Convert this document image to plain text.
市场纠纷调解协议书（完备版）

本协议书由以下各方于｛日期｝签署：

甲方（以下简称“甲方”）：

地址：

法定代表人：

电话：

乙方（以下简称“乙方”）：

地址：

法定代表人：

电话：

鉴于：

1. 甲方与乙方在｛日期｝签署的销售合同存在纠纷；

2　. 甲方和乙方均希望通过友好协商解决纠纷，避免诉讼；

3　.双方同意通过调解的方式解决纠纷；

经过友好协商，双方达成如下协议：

Task description: Write out the full set of records exactly as given.

Solution for this exercise:
Convert this document image to plain text.
市场纠纷调解协议书（完备版）

本协议书由以下各方于｛日期｝签署：

甲方（以下简称“甲方”）：

地址：

法定代表人：

电话：

乙方（以下简称“乙方”）：

地址：

法定代表人：

电话：

鉴于：

1. 甲方与乙方在｛日期｝签署的销售合同存在纠纷；

2　. 甲方和乙方均希望通过友好协商解决纠纷，避免诉讼；

3　.双方同意通过调解的方式解决纠纷；

经过友好协商，双方达成如下协议：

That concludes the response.